--- WHAT YOU ARE ASKED TO DO ---
Check each line of the listing for the string "target", then state how many lines have it. Only the number is wanted.

--------

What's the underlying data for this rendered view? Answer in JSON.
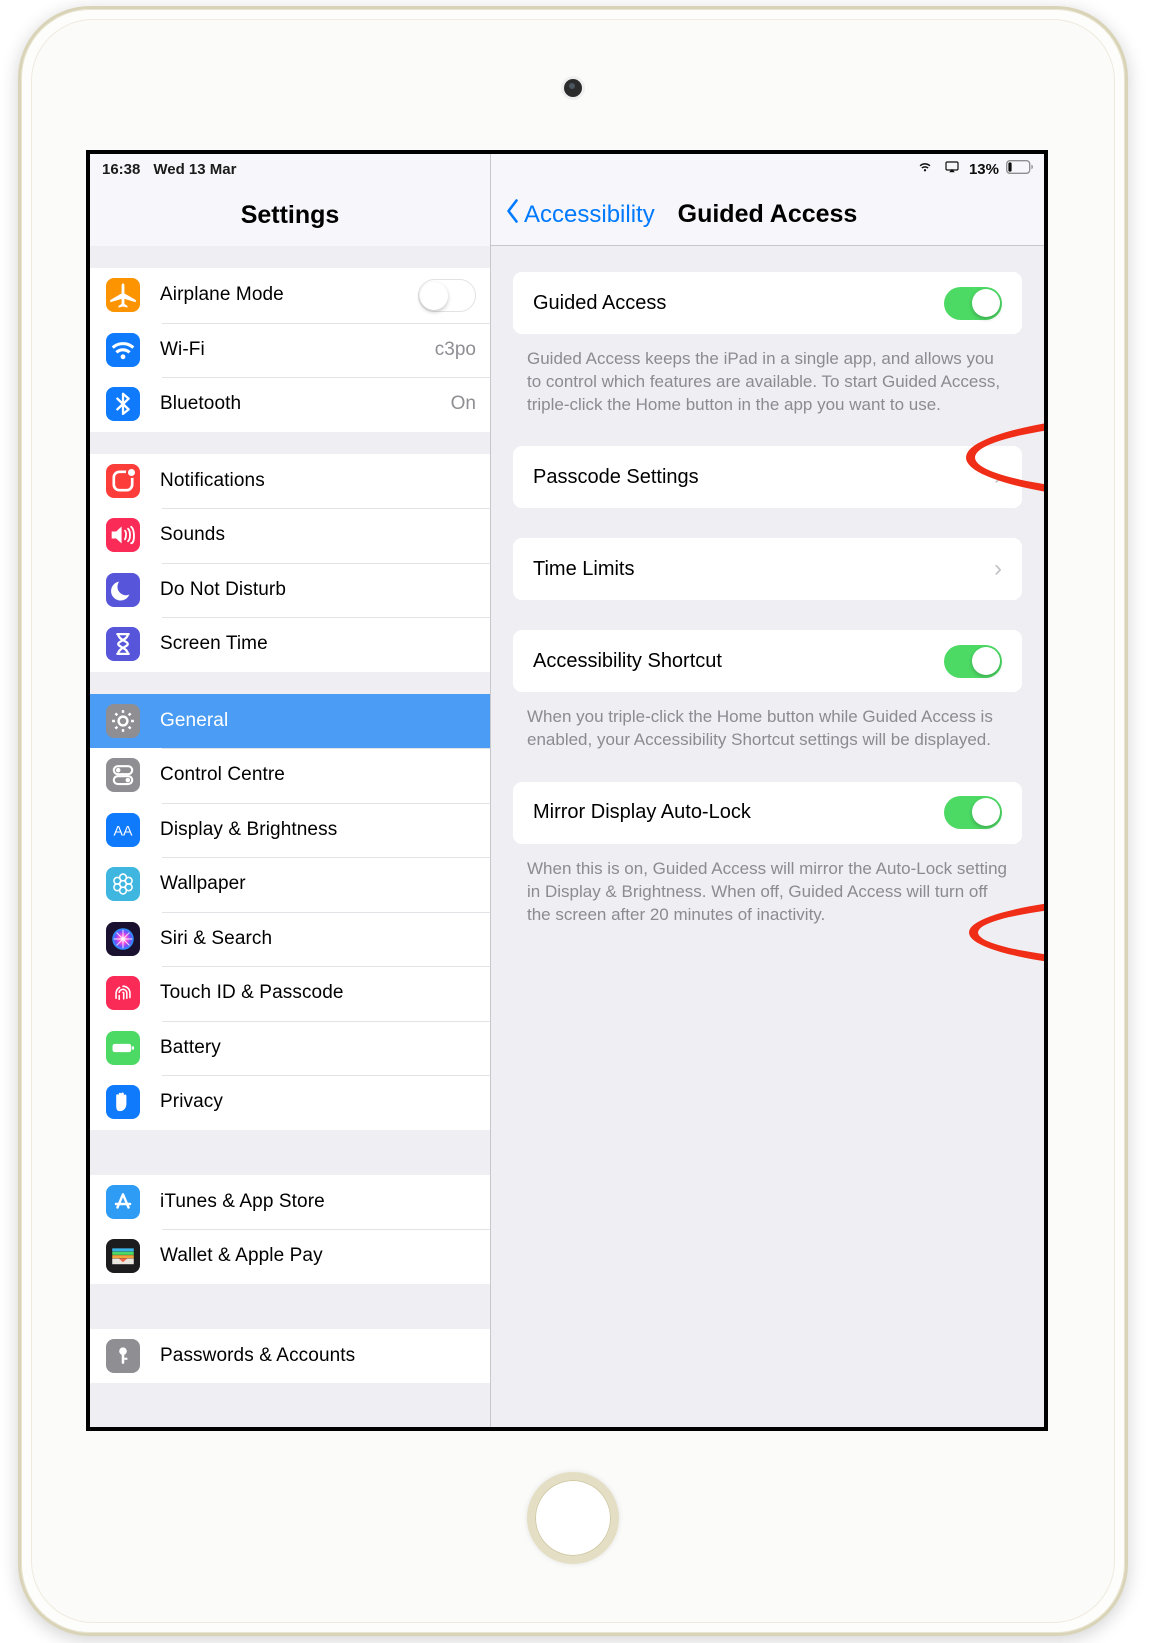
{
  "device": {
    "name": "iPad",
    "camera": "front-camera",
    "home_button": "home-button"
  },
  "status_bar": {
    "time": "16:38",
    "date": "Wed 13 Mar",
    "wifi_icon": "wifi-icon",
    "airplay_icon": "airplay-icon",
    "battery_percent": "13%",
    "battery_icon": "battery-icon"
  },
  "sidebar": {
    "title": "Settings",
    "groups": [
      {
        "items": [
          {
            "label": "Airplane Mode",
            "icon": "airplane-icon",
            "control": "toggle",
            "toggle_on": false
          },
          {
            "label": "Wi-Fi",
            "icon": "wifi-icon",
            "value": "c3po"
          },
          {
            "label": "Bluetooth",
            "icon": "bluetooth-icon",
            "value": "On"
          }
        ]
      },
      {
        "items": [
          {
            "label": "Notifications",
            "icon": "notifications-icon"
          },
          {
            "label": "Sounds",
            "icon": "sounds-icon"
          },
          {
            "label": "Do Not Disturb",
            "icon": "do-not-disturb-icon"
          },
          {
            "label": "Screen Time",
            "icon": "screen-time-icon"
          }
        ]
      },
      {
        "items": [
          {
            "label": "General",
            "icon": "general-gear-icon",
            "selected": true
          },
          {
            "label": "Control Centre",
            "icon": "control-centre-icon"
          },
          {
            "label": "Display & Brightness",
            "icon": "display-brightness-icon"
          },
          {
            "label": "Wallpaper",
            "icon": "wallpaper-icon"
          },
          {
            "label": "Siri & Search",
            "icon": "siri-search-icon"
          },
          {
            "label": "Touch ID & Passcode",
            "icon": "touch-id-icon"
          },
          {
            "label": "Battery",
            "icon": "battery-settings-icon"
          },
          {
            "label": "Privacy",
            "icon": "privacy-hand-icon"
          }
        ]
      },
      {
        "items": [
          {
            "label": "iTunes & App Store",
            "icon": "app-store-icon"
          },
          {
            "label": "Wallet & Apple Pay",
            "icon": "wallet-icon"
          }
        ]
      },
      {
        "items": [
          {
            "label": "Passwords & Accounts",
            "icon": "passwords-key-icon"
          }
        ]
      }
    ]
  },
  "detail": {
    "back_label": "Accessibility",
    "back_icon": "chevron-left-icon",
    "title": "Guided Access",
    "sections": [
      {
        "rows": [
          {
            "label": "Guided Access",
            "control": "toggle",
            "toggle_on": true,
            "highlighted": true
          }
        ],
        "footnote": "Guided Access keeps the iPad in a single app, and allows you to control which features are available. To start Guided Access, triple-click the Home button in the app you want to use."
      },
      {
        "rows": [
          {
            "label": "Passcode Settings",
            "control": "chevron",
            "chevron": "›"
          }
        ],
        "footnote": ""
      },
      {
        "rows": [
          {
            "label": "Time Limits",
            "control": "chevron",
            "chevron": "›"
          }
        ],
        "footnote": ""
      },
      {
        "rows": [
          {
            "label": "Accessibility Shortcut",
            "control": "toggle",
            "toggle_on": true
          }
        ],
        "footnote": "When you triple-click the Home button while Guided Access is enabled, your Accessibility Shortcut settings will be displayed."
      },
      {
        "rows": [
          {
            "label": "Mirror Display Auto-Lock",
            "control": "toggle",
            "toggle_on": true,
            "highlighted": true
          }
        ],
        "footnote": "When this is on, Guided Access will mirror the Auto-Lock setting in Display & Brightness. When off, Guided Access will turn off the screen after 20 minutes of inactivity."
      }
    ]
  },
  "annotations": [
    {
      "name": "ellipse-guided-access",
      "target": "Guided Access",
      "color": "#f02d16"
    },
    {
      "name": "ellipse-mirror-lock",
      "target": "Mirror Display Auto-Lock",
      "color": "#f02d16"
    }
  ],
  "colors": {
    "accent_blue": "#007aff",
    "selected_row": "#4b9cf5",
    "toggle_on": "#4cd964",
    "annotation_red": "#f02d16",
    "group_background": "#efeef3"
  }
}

--------

--- TASK RESULT ---
2